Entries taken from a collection
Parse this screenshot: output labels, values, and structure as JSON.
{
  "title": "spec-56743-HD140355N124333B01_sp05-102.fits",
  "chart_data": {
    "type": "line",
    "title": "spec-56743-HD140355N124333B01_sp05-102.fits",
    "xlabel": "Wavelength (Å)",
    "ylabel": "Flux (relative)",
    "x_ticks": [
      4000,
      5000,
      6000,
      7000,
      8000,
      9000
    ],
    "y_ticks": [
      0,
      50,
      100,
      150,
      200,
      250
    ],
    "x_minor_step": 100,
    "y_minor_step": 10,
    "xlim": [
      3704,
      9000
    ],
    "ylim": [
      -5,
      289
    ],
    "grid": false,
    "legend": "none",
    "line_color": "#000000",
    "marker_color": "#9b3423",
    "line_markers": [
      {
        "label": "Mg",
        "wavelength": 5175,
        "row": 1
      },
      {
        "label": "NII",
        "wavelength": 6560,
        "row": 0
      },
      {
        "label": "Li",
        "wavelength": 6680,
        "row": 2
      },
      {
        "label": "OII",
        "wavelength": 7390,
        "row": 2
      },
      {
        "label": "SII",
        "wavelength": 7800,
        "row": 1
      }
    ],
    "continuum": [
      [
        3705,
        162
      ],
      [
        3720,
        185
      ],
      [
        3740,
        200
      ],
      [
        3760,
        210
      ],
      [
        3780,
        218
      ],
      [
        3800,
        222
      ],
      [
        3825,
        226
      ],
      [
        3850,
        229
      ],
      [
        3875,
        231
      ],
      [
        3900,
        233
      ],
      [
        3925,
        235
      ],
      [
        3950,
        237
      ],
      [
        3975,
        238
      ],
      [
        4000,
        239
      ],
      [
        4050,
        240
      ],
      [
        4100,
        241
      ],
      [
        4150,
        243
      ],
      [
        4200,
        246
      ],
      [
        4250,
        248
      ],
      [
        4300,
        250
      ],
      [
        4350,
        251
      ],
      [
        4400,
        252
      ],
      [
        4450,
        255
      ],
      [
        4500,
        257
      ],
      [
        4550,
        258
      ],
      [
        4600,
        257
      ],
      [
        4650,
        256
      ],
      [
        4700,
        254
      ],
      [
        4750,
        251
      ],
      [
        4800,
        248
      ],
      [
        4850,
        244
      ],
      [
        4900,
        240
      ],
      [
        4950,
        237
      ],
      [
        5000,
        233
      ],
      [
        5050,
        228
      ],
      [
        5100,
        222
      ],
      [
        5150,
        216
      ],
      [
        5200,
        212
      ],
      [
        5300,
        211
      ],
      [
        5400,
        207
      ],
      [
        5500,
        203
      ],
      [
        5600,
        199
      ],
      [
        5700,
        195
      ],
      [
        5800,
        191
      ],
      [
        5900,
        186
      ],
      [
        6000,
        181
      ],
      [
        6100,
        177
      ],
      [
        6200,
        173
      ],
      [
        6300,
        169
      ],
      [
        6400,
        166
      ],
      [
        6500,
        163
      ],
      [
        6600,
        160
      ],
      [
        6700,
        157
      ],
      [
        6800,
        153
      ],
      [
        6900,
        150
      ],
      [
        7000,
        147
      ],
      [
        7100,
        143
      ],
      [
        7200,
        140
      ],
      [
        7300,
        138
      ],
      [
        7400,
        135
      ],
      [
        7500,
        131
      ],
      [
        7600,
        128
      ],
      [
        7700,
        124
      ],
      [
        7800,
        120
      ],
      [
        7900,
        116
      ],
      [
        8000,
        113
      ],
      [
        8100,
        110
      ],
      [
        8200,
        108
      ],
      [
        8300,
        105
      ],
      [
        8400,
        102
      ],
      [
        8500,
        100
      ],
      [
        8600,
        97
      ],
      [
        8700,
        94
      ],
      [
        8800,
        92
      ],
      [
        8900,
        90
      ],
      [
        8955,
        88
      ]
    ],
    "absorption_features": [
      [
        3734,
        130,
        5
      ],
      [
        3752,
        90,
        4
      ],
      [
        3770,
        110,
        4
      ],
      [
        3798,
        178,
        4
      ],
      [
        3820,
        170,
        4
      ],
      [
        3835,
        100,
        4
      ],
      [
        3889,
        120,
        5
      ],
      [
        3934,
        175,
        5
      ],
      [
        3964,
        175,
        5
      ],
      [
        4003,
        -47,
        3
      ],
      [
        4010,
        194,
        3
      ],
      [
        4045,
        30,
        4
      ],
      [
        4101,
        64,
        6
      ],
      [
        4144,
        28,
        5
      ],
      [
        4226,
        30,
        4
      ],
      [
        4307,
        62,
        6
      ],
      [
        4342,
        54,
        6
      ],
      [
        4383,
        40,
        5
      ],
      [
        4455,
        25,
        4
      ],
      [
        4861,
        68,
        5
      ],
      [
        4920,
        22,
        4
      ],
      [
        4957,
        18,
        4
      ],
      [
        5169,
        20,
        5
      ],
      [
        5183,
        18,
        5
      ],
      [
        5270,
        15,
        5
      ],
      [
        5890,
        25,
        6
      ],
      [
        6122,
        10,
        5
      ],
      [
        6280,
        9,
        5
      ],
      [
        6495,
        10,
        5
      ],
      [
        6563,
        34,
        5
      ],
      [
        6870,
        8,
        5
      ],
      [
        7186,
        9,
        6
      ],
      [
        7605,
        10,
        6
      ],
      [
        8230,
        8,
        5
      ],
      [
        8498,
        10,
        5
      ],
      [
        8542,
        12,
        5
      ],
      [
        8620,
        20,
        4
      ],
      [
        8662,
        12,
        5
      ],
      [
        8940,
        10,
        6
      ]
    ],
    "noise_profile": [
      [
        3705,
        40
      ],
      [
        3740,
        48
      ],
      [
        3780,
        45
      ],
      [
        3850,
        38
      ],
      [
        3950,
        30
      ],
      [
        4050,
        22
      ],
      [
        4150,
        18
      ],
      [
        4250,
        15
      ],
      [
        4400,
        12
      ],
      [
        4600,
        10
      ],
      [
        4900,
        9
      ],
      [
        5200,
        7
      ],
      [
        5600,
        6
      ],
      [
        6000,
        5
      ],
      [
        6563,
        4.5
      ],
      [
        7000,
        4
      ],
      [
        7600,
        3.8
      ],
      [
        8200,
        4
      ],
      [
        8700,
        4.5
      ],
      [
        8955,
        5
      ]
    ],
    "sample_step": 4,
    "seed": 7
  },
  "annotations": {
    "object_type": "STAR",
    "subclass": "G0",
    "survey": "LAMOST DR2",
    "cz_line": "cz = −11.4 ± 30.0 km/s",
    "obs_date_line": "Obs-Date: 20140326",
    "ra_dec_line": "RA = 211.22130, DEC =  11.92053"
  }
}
==
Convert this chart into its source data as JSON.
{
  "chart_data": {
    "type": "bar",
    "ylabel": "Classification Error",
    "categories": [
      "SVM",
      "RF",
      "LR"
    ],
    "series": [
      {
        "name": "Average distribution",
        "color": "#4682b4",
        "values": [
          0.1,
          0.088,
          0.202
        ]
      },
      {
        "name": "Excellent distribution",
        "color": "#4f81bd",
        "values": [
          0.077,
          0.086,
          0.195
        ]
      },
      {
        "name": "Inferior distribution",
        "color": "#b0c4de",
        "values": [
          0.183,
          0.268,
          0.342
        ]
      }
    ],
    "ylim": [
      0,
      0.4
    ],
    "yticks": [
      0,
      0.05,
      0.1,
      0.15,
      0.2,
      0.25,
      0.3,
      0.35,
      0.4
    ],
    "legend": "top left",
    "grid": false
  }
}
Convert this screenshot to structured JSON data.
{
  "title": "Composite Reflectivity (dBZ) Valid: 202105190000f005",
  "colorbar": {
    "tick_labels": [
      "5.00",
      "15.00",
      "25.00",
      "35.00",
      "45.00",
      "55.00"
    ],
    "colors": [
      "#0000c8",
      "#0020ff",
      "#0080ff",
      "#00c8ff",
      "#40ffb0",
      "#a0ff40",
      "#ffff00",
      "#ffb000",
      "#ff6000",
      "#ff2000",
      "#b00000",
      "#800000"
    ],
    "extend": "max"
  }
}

* EXERCISE OBJECTIVE *
Take each line of the material that contains the word "title" and list it.

* EXERCISE SOLUTION *
  "title": "spec-56743-HD140355N124333B01_sp05-102.fits",
    "title": "spec-56743-HD140355N124333B01_sp05-102.fits",
  "title": "Composite Reflectivity (dBZ) Valid: 202105190000f005",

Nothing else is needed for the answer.